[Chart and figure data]
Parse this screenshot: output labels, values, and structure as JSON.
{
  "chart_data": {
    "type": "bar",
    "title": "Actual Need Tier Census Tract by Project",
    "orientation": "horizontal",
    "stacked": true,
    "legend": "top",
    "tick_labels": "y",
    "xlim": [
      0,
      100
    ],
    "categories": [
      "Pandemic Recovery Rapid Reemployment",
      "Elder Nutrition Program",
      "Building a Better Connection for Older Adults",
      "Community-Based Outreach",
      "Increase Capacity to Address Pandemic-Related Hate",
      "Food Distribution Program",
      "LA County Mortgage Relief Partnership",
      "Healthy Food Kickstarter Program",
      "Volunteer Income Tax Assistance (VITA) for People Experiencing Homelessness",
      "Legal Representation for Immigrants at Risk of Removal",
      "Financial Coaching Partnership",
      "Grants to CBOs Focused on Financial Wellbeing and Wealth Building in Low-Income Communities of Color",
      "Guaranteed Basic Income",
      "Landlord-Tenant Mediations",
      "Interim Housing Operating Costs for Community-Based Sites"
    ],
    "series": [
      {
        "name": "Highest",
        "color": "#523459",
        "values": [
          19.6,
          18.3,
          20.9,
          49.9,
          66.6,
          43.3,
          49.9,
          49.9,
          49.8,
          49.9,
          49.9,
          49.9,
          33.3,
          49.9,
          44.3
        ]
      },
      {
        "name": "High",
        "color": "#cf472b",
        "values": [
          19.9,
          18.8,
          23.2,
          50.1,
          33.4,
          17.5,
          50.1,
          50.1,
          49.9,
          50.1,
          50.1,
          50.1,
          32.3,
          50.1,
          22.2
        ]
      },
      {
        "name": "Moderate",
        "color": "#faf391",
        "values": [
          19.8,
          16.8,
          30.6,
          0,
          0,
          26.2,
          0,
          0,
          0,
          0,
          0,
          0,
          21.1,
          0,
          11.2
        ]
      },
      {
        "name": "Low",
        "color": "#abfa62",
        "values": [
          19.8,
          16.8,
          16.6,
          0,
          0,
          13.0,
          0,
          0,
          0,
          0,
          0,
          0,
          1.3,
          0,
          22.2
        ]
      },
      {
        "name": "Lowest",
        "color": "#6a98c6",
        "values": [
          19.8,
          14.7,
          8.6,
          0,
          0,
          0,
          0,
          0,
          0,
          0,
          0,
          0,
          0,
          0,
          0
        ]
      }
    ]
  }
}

**AIM**. Every line above needs to be retyped exactly.

**OUTPUT OF THE TASK**.
Parse this screenshot: output labels, values, and structure as JSON.
{
  "chart_data": {
    "type": "bar",
    "title": "Actual Need Tier Census Tract by Project",
    "orientation": "horizontal",
    "stacked": true,
    "legend": "top",
    "tick_labels": "y",
    "xlim": [
      0,
      100
    ],
    "categories": [
      "Pandemic Recovery Rapid Reemployment",
      "Elder Nutrition Program",
      "Building a Better Connection for Older Adults",
      "Community-Based Outreach",
      "Increase Capacity to Address Pandemic-Related Hate",
      "Food Distribution Program",
      "LA County Mortgage Relief Partnership",
      "Healthy Food Kickstarter Program",
      "Volunteer Income Tax Assistance (VITA) for People Experiencing Homelessness",
      "Legal Representation for Immigrants at Risk of Removal",
      "Financial Coaching Partnership",
      "Grants to CBOs Focused on Financial Wellbeing and Wealth Building in Low-Income Communities of Color",
      "Guaranteed Basic Income",
      "Landlord-Tenant Mediations",
      "Interim Housing Operating Costs for Community-Based Sites"
    ],
    "series": [
      {
        "name": "Highest",
        "color": "#523459",
        "values": [
          19.6,
          18.3,
          20.9,
          49.9,
          66.6,
          43.3,
          49.9,
          49.9,
          49.8,
          49.9,
          49.9,
          49.9,
          33.3,
          49.9,
          44.3
        ]
      },
      {
        "name": "High",
        "color": "#cf472b",
        "values": [
          19.9,
          18.8,
          23.2,
          50.1,
          33.4,
          17.5,
          50.1,
          50.1,
          49.9,
          50.1,
          50.1,
          50.1,
          32.3,
          50.1,
          22.2
        ]
      },
      {
        "name": "Moderate",
        "color": "#faf391",
        "values": [
          19.8,
          16.8,
          30.6,
          0,
          0,
          26.2,
          0,
          0,
          0,
          0,
          0,
          0,
          21.1,
          0,
          11.2
        ]
      },
      {
        "name": "Low",
        "color": "#abfa62",
        "values": [
          19.8,
          16.8,
          16.6,
          0,
          0,
          13.0,
          0,
          0,
          0,
          0,
          0,
          0,
          1.3,
          0,
          22.2
        ]
      },
      {
        "name": "Lowest",
        "color": "#6a98c6",
        "values": [
          19.8,
          14.7,
          8.6,
          0,
          0,
          0,
          0,
          0,
          0,
          0,
          0,
          0,
          0,
          0,
          0
        ]
      }
    ]
  }
}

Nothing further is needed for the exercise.